-- start Input records --

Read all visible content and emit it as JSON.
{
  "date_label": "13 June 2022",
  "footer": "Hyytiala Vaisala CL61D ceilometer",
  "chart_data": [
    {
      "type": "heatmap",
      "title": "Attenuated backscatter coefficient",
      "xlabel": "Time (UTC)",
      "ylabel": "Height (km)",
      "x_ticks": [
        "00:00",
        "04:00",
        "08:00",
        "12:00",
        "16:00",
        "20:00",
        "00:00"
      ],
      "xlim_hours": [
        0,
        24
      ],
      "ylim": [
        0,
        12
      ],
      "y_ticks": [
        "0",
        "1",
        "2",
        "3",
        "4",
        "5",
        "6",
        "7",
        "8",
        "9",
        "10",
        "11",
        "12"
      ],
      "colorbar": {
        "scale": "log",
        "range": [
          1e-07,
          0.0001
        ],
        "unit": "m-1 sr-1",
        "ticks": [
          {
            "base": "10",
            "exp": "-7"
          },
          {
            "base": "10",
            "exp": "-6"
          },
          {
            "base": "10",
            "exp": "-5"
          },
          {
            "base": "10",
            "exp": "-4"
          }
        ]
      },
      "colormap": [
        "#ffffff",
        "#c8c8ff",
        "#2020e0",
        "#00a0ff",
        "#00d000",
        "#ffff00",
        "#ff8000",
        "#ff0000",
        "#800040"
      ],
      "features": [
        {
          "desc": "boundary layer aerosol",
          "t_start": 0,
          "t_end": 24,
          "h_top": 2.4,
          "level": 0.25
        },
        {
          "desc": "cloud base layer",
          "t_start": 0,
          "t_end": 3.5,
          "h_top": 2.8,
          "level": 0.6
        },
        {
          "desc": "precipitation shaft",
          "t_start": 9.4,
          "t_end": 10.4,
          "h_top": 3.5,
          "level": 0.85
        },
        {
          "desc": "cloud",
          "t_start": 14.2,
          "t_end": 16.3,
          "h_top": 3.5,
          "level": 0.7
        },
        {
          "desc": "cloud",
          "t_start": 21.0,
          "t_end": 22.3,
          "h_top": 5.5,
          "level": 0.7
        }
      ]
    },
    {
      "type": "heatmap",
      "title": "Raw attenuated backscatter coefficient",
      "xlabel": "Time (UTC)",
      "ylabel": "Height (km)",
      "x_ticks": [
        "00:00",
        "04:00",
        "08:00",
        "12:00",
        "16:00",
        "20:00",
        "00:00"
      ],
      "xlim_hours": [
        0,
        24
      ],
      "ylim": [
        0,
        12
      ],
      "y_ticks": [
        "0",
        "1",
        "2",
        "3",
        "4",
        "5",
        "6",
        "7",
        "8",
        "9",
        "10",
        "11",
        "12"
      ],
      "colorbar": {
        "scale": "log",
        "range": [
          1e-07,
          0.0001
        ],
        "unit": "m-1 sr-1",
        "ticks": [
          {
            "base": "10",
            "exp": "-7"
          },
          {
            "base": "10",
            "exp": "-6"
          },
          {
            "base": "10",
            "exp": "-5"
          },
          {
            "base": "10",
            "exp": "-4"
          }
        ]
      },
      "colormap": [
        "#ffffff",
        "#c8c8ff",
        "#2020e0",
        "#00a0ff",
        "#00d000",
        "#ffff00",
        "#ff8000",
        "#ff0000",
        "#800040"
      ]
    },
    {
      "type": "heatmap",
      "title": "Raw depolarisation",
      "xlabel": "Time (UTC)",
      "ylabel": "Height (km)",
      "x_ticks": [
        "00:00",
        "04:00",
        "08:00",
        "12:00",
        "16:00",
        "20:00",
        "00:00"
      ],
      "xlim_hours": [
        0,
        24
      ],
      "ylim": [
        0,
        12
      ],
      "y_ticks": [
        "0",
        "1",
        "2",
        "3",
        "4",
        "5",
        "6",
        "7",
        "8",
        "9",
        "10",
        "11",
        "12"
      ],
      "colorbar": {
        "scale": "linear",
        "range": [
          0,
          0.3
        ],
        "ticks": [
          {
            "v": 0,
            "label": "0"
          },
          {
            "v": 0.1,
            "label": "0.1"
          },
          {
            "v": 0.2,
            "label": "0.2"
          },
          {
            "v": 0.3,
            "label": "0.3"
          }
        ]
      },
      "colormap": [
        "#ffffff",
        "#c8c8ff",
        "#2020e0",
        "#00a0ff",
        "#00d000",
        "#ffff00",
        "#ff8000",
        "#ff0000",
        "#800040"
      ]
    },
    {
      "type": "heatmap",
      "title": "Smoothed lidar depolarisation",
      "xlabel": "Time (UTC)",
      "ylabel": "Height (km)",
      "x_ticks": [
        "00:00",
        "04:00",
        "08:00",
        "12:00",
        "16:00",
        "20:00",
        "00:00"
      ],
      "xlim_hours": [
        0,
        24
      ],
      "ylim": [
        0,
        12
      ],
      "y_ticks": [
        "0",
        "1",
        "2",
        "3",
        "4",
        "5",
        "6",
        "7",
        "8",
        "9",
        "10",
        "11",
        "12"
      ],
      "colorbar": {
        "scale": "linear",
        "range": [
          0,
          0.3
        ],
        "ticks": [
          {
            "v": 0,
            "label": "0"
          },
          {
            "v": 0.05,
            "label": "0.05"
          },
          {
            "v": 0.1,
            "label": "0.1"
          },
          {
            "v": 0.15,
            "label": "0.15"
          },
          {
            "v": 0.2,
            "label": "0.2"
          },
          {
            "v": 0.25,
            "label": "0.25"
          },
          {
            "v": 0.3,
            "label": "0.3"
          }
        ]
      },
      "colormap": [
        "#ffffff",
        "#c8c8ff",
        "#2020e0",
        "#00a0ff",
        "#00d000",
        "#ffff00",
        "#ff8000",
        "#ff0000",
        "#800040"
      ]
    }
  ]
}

-- end Input records --

=== Task description ===
Recite the full listing above exactly.

=== Exercise answer ===
Read all visible content and emit it as JSON.
{
  "date_label": "13 June 2022",
  "footer": "Hyytiala Vaisala CL61D ceilometer",
  "chart_data": [
    {
      "type": "heatmap",
      "title": "Attenuated backscatter coefficient",
      "xlabel": "Time (UTC)",
      "ylabel": "Height (km)",
      "x_ticks": [
        "00:00",
        "04:00",
        "08:00",
        "12:00",
        "16:00",
        "20:00",
        "00:00"
      ],
      "xlim_hours": [
        0,
        24
      ],
      "ylim": [
        0,
        12
      ],
      "y_ticks": [
        "0",
        "1",
        "2",
        "3",
        "4",
        "5",
        "6",
        "7",
        "8",
        "9",
        "10",
        "11",
        "12"
      ],
      "colorbar": {
        "scale": "log",
        "range": [
          1e-07,
          0.0001
        ],
        "unit": "m-1 sr-1",
        "ticks": [
          {
            "base": "10",
            "exp": "-7"
          },
          {
            "base": "10",
            "exp": "-6"
          },
          {
            "base": "10",
            "exp": "-5"
          },
          {
            "base": "10",
            "exp": "-4"
          }
        ]
      },
      "colormap": [
        "#ffffff",
        "#c8c8ff",
        "#2020e0",
        "#00a0ff",
        "#00d000",
        "#ffff00",
        "#ff8000",
        "#ff0000",
        "#800040"
      ],
      "features": [
        {
          "desc": "boundary layer aerosol",
          "t_start": 0,
          "t_end": 24,
          "h_top": 2.4,
          "level": 0.25
        },
        {
          "desc": "cloud base layer",
          "t_start": 0,
          "t_end": 3.5,
          "h_top": 2.8,
          "level": 0.6
        },
        {
          "desc": "precipitation shaft",
          "t_start": 9.4,
          "t_end": 10.4,
          "h_top": 3.5,
          "level": 0.85
        },
        {
          "desc": "cloud",
          "t_start": 14.2,
          "t_end": 16.3,
          "h_top": 3.5,
          "level": 0.7
        },
        {
          "desc": "cloud",
          "t_start": 21.0,
          "t_end": 22.3,
          "h_top": 5.5,
          "level": 0.7
        }
      ]
    },
    {
      "type": "heatmap",
      "title": "Raw attenuated backscatter coefficient",
      "xlabel": "Time (UTC)",
      "ylabel": "Height (km)",
      "x_ticks": [
        "00:00",
        "04:00",
        "08:00",
        "12:00",
        "16:00",
        "20:00",
        "00:00"
      ],
      "xlim_hours": [
        0,
        24
      ],
      "ylim": [
        0,
        12
      ],
      "y_ticks": [
        "0",
        "1",
        "2",
        "3",
        "4",
        "5",
        "6",
        "7",
        "8",
        "9",
        "10",
        "11",
        "12"
      ],
      "colorbar": {
        "scale": "log",
        "range": [
          1e-07,
          0.0001
        ],
        "unit": "m-1 sr-1",
        "ticks": [
          {
            "base": "10",
            "exp": "-7"
          },
          {
            "base": "10",
            "exp": "-6"
          },
          {
            "base": "10",
            "exp": "-5"
          },
          {
            "base": "10",
            "exp": "-4"
          }
        ]
      },
      "colormap": [
        "#ffffff",
        "#c8c8ff",
        "#2020e0",
        "#00a0ff",
        "#00d000",
        "#ffff00",
        "#ff8000",
        "#ff0000",
        "#800040"
      ]
    },
    {
      "type": "heatmap",
      "title": "Raw depolarisation",
      "xlabel": "Time (UTC)",
      "ylabel": "Height (km)",
      "x_ticks": [
        "00:00",
        "04:00",
        "08:00",
        "12:00",
        "16:00",
        "20:00",
        "00:00"
      ],
      "xlim_hours": [
        0,
        24
      ],
      "ylim": [
        0,
        12
      ],
      "y_ticks": [
        "0",
        "1",
        "2",
        "3",
        "4",
        "5",
        "6",
        "7",
        "8",
        "9",
        "10",
        "11",
        "12"
      ],
      "colorbar": {
        "scale": "linear",
        "range": [
          0,
          0.3
        ],
        "ticks": [
          {
            "v": 0,
            "label": "0"
          },
          {
            "v": 0.1,
            "label": "0.1"
          },
          {
            "v": 0.2,
            "label": "0.2"
          },
          {
            "v": 0.3,
            "label": "0.3"
          }
        ]
      },
      "colormap": [
        "#ffffff",
        "#c8c8ff",
        "#2020e0",
        "#00a0ff",
        "#00d000",
        "#ffff00",
        "#ff8000",
        "#ff0000",
        "#800040"
      ]
    },
    {
      "type": "heatmap",
      "title": "Smoothed lidar depolarisation",
      "xlabel": "Time (UTC)",
      "ylabel": "Height (km)",
      "x_ticks": [
        "00:00",
        "04:00",
        "08:00",
        "12:00",
        "16:00",
        "20:00",
        "00:00"
      ],
      "xlim_hours": [
        0,
        24
      ],
      "ylim": [
        0,
        12
      ],
      "y_ticks": [
        "0",
        "1",
        "2",
        "3",
        "4",
        "5",
        "6",
        "7",
        "8",
        "9",
        "10",
        "11",
        "12"
      ],
      "colorbar": {
        "scale": "linear",
        "range": [
          0,
          0.3
        ],
        "ticks": [
          {
            "v": 0,
            "label": "0"
          },
          {
            "v": 0.05,
            "label": "0.05"
          },
          {
            "v": 0.1,
            "label": "0.1"
          },
          {
            "v": 0.15,
            "label": "0.15"
          },
          {
            "v": 0.2,
            "label": "0.2"
          },
          {
            "v": 0.25,
            "label": "0.25"
          },
          {
            "v": 0.3,
            "label": "0.3"
          }
        ]
      },
      "colormap": [
        "#ffffff",
        "#c8c8ff",
        "#2020e0",
        "#00a0ff",
        "#00d000",
        "#ffff00",
        "#ff8000",
        "#ff0000",
        "#800040"
      ]
    }
  ]
}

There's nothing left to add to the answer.